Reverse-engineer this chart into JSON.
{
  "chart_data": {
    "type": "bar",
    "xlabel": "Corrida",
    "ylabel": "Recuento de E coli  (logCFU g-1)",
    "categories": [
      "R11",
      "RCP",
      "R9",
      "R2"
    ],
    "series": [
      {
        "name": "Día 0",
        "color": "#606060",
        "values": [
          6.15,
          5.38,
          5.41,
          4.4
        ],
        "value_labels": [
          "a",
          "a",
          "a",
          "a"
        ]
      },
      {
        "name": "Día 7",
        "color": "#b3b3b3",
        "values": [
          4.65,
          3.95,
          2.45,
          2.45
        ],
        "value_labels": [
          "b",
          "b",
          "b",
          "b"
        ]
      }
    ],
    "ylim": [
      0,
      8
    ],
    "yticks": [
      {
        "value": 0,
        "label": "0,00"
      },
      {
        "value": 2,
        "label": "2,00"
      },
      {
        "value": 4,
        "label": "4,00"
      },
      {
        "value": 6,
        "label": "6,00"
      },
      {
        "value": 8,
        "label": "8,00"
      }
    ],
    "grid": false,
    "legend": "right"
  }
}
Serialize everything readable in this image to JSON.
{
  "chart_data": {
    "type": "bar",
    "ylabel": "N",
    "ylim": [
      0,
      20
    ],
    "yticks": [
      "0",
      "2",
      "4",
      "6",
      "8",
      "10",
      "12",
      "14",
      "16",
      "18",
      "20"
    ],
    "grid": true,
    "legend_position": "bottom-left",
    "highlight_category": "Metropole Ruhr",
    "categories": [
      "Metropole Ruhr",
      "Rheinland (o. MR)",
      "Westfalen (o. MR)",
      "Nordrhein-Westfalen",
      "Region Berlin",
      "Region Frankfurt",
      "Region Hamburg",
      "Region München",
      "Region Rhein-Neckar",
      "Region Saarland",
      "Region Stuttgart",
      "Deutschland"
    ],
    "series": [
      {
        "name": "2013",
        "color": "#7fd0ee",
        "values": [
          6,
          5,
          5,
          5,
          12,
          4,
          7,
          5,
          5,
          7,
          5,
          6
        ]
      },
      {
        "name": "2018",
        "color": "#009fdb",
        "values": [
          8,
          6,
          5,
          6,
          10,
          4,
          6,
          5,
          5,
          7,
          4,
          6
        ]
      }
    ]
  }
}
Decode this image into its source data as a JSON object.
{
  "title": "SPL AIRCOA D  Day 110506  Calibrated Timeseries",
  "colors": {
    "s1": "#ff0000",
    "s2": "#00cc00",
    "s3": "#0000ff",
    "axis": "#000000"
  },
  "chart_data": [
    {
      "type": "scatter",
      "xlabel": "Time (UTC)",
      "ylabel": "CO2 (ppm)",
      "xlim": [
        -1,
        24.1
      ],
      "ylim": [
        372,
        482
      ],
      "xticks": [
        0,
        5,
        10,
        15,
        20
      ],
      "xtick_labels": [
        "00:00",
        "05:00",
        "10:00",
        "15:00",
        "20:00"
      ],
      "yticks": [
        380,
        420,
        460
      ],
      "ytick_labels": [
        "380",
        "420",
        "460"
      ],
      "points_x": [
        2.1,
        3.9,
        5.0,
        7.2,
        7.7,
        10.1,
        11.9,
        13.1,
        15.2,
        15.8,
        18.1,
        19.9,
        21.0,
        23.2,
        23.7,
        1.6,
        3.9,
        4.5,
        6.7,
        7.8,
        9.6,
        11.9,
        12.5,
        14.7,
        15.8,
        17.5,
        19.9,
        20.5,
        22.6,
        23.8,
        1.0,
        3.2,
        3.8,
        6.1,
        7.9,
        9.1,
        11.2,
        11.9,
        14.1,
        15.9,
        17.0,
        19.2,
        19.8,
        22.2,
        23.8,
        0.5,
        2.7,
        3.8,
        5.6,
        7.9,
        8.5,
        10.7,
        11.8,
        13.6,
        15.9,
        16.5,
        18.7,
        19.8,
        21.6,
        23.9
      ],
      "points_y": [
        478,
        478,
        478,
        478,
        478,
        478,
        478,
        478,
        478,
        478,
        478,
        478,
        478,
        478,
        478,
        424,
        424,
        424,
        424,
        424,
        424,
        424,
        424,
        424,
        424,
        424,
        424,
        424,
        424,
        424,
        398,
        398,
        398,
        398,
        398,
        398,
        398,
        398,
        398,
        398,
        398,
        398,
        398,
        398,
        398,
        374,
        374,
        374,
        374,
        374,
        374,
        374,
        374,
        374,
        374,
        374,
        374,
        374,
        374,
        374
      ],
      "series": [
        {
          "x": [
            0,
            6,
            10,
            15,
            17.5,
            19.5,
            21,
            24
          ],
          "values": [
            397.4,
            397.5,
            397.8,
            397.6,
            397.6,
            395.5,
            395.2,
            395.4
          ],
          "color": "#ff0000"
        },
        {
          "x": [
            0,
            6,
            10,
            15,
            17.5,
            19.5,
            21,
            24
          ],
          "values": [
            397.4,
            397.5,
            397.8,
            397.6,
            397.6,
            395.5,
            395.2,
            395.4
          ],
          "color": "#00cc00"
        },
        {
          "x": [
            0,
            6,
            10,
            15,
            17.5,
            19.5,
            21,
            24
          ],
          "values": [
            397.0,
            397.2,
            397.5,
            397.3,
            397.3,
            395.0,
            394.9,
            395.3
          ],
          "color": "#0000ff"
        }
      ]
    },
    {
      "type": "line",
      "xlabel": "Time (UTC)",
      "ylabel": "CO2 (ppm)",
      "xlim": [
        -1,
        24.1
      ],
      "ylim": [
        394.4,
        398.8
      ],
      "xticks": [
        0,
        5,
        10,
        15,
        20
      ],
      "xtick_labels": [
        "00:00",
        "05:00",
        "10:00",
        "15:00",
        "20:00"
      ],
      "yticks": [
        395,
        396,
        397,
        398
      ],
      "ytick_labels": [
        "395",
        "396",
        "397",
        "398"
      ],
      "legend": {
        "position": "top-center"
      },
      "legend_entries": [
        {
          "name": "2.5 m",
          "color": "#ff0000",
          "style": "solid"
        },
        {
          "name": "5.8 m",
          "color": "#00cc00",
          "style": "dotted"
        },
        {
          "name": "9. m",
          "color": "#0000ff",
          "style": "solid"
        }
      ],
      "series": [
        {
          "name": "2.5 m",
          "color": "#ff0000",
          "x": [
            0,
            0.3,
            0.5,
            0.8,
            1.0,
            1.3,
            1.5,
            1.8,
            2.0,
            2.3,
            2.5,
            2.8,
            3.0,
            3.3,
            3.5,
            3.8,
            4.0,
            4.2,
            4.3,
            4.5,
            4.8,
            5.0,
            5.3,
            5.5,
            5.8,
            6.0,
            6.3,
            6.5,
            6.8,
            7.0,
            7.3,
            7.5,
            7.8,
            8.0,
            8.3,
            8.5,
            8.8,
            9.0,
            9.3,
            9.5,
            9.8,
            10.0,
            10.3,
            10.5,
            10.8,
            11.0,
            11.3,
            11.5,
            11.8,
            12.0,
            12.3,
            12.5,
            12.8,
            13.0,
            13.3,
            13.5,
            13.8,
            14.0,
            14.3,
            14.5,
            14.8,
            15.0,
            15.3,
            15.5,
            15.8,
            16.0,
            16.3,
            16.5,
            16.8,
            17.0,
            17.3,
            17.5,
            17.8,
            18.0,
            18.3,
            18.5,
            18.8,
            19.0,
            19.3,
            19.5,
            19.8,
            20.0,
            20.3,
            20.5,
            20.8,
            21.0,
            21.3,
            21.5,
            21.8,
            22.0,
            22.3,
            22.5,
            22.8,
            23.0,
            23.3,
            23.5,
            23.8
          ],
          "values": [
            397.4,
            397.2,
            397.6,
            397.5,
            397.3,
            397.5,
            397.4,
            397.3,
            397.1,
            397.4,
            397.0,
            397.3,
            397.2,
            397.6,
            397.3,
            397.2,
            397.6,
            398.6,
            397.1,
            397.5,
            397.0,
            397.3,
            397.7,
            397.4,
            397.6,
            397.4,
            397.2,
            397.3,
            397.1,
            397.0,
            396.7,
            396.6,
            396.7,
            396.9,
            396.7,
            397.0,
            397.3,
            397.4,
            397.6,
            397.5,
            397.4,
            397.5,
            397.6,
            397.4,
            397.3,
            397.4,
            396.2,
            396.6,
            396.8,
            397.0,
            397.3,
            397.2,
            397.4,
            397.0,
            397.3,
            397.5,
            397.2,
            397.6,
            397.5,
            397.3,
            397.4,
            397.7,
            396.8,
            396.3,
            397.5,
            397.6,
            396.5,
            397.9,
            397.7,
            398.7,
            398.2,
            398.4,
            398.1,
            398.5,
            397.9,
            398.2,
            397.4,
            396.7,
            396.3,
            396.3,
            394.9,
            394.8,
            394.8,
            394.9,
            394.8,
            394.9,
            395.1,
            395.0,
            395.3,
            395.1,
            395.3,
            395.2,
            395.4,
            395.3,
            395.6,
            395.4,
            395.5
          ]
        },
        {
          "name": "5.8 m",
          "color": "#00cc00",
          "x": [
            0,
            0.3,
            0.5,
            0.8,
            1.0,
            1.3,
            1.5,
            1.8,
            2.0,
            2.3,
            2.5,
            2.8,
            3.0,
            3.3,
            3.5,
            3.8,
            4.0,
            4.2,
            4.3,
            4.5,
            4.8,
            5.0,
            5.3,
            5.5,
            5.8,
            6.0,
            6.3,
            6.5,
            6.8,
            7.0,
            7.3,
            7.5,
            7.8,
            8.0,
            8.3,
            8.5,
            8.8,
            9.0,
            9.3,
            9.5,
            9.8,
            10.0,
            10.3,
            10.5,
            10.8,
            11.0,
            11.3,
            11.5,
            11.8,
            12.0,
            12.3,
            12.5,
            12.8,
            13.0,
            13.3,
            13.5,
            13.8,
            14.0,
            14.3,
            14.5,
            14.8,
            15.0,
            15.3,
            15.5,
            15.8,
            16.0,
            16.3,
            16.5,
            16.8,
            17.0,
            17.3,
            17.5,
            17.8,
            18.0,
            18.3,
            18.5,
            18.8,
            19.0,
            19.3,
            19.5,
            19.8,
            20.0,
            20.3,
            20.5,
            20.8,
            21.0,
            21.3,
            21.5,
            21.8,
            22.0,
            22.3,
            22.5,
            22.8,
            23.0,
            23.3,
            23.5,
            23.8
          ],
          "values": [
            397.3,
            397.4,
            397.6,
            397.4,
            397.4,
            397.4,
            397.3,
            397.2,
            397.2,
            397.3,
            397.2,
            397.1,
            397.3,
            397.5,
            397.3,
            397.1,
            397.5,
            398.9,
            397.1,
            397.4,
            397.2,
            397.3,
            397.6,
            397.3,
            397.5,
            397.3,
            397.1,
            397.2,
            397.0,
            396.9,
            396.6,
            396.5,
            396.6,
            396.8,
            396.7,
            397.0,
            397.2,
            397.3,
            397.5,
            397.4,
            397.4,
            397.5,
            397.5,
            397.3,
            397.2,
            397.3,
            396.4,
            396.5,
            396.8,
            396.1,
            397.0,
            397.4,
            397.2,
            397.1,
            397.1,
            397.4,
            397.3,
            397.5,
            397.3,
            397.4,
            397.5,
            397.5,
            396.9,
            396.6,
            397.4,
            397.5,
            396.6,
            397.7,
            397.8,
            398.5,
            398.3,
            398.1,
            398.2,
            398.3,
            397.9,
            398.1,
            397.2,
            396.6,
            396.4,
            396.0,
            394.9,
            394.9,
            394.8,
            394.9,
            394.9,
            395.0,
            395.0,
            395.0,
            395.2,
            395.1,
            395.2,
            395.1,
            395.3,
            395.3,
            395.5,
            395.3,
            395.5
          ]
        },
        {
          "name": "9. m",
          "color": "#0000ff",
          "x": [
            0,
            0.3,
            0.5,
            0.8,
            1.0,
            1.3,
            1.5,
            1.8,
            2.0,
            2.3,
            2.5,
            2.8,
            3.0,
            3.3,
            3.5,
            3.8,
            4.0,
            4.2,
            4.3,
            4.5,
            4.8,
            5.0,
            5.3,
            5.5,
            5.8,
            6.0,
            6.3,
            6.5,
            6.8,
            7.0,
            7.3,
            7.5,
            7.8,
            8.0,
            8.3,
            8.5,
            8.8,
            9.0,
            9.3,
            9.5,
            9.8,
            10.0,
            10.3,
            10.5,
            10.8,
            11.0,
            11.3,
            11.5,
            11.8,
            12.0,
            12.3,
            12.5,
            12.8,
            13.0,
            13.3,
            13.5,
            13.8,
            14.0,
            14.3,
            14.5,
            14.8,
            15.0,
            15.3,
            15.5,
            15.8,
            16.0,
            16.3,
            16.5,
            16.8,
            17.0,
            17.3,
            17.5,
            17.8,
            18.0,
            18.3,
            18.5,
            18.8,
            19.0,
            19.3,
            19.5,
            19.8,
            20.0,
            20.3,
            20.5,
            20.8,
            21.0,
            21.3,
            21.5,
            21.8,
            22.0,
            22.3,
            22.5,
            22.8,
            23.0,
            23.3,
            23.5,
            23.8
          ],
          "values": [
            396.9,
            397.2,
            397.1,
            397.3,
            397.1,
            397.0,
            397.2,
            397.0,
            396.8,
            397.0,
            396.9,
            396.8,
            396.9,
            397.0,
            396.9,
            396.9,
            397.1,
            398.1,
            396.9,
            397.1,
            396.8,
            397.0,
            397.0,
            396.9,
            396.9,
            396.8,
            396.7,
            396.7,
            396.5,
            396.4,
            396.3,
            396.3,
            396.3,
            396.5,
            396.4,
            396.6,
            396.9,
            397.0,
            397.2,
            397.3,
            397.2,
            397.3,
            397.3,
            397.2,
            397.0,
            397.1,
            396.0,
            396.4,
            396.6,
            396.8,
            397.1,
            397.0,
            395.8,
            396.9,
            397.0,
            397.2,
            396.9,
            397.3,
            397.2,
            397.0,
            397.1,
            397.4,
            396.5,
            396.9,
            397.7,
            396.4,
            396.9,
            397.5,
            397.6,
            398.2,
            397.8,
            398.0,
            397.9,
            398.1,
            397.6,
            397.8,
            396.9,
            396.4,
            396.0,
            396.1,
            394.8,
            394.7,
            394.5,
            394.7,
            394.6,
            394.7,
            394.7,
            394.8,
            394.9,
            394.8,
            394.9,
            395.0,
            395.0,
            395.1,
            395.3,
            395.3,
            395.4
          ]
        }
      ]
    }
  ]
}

****************************************

→ **Problem to work on**
Scan the lines for the string "name". Pick out every line that has it.

→ **Exercise answer**
        "name": "Día 0",
        "name": "Día 7",
        "name": "2013",
        "name": "2018",
          "name": "2.5 m",
          "name": "5.8 m",
          "name": "9. m",
          "name": "2.5 m",
          "name": "5.8 m",
          "name": "9. m",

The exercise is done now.